[Start The records]
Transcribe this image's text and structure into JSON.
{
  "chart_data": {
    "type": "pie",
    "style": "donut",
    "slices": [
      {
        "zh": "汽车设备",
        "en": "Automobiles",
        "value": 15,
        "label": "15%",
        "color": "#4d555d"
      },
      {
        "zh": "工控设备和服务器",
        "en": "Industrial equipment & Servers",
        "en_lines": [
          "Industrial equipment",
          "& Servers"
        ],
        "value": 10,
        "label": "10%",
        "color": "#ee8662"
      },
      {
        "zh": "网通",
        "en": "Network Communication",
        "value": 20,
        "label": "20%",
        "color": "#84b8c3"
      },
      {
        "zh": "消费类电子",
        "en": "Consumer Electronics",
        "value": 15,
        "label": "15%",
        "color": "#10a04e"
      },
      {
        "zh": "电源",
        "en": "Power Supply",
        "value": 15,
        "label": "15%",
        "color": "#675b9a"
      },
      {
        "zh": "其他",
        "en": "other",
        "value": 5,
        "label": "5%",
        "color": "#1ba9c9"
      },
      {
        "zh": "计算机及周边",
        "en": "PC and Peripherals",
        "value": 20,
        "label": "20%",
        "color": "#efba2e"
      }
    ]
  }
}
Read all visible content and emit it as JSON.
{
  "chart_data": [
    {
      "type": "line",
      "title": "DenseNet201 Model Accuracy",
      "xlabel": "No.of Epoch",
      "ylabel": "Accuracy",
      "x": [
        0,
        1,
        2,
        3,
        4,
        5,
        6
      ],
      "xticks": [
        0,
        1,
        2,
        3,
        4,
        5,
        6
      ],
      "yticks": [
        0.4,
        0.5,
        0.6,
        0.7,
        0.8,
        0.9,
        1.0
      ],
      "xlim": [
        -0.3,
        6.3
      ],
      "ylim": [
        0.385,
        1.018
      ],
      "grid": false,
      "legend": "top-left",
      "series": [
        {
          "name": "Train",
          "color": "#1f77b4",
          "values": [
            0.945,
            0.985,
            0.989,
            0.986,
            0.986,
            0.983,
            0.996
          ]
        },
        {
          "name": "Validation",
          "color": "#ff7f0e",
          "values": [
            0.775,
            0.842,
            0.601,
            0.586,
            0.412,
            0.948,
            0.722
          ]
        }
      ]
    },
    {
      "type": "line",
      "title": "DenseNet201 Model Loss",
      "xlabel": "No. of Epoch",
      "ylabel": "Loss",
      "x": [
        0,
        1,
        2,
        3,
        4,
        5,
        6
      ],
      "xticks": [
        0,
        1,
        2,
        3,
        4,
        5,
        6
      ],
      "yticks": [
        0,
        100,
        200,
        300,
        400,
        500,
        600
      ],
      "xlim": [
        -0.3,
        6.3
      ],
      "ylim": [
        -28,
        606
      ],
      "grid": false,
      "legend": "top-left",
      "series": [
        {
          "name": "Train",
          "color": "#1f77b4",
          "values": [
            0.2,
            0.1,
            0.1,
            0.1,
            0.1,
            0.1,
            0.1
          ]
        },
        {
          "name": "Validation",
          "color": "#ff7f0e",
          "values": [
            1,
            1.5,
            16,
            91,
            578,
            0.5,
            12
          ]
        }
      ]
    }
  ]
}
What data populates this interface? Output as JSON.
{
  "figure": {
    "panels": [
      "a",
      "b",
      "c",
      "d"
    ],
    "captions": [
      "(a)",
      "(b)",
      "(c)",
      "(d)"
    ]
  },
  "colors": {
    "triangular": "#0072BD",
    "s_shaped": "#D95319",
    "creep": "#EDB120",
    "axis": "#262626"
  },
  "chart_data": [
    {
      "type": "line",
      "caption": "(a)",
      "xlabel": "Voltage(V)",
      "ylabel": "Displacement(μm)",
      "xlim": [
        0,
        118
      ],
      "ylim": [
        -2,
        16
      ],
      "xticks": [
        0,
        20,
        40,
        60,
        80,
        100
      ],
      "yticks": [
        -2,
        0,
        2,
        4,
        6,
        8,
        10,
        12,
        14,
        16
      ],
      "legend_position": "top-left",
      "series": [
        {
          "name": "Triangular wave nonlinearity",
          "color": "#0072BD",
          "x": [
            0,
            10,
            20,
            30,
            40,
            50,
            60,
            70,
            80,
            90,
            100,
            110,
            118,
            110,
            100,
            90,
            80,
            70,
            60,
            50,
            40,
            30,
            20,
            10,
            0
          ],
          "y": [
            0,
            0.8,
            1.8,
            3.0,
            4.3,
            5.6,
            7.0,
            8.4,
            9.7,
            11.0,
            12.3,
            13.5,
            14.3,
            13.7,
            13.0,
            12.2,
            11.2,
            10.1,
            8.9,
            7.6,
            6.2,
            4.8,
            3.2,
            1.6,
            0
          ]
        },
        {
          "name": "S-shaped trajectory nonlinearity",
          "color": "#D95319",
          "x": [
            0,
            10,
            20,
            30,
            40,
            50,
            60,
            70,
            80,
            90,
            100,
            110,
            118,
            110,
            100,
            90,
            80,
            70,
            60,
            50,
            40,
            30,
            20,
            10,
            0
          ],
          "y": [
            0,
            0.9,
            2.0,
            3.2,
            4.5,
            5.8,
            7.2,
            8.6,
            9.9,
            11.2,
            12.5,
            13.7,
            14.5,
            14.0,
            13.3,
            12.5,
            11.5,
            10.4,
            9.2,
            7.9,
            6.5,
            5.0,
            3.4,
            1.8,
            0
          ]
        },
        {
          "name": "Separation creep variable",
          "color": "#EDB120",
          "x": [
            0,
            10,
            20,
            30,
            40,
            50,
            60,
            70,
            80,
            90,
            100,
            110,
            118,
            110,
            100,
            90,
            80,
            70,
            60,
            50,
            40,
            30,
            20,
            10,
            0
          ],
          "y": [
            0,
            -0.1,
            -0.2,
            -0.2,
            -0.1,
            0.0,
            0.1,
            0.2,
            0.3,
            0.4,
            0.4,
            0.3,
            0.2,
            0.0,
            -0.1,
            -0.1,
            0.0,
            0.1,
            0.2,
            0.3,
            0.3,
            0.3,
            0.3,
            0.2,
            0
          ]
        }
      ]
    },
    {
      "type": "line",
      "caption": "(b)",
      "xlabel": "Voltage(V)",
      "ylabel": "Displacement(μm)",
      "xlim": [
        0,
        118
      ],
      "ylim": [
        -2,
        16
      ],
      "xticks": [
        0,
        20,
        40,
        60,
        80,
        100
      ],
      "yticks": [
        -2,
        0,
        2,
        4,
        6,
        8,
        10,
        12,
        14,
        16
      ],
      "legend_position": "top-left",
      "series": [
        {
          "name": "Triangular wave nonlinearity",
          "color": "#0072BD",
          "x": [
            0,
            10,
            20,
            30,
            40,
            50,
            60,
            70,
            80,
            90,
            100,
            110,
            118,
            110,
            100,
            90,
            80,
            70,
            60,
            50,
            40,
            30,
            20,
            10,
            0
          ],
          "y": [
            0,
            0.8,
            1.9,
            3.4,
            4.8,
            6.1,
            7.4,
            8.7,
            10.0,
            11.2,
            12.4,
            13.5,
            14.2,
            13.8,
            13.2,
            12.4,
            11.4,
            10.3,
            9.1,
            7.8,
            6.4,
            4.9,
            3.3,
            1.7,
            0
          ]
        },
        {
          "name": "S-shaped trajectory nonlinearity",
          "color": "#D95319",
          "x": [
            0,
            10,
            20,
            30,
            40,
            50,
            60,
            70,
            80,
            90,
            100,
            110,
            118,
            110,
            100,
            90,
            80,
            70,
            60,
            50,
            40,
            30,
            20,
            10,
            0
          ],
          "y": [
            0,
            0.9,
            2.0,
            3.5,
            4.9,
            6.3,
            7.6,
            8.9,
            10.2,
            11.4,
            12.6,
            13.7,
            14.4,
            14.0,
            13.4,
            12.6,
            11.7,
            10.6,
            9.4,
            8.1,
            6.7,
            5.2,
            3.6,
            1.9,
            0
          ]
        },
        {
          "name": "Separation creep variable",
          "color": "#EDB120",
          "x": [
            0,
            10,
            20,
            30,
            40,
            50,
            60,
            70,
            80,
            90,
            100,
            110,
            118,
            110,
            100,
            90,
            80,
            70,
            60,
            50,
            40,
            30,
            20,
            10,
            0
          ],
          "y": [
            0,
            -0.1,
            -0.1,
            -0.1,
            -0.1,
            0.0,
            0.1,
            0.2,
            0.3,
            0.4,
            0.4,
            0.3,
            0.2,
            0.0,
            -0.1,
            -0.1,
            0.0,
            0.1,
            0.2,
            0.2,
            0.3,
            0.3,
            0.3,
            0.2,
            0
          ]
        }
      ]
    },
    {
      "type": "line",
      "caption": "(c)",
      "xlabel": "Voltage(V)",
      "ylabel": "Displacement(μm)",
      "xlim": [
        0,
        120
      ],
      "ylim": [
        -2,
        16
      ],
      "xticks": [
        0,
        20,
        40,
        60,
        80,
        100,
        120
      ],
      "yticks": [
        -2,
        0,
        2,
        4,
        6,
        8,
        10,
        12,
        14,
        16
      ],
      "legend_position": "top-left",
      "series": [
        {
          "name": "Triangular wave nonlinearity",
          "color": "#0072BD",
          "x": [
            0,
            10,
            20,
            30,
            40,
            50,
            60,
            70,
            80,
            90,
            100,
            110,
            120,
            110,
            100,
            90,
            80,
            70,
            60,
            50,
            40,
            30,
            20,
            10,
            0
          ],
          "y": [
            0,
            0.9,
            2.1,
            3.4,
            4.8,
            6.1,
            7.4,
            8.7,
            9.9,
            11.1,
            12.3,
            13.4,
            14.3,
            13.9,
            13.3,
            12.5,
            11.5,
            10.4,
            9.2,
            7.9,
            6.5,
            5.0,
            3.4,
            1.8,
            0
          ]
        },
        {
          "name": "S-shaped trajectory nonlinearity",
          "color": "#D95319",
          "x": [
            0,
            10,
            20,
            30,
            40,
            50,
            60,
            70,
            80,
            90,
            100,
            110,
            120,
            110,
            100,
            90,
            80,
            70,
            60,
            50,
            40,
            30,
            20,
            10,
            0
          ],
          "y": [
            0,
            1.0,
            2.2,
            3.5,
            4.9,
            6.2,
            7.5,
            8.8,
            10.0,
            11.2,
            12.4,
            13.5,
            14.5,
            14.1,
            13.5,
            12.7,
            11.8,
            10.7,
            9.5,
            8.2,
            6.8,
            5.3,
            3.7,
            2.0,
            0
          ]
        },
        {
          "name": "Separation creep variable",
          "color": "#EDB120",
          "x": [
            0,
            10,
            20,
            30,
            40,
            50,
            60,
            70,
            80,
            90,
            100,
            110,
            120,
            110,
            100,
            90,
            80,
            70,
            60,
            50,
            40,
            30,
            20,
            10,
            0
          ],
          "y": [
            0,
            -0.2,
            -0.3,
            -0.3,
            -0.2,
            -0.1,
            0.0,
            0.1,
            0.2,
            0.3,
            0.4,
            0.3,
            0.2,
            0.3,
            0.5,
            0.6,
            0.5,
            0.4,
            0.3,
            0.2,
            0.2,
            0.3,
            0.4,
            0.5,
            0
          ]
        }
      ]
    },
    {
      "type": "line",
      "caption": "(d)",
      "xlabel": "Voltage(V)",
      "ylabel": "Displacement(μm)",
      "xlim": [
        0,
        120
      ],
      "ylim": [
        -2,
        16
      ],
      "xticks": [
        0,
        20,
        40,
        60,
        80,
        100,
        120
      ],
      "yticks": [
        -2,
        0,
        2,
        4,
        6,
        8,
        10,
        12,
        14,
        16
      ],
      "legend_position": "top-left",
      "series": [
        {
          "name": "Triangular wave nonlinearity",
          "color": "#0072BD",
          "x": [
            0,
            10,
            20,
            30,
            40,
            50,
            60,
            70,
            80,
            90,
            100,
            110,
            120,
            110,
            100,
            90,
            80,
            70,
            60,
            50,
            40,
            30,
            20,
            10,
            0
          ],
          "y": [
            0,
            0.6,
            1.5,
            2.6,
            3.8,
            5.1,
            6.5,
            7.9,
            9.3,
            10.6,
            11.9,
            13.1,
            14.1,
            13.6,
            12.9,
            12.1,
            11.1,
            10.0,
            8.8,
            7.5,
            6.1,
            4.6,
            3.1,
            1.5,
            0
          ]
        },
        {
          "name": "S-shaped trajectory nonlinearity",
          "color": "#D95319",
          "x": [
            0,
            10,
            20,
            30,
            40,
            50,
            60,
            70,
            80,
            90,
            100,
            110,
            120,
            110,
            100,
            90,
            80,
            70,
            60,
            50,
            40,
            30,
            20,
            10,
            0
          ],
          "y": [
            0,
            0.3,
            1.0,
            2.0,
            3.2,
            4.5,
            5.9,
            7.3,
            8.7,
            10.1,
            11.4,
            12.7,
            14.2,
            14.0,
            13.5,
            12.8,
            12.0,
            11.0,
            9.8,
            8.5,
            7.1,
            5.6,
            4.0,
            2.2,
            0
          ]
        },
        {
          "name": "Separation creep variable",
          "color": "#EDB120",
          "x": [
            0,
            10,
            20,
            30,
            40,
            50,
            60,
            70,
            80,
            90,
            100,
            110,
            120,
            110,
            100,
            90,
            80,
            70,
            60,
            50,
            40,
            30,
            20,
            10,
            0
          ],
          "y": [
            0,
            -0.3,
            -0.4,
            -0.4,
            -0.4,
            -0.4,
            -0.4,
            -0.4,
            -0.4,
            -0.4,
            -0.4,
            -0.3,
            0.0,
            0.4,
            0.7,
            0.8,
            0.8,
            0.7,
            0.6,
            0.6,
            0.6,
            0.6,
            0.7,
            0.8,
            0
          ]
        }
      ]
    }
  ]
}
[End The records]
Wherever the string "title" appears in the entries above, list that line.

(Result for this exercise):
      "title": "DenseNet201 Model Accuracy",
      "title": "DenseNet201 Model Loss",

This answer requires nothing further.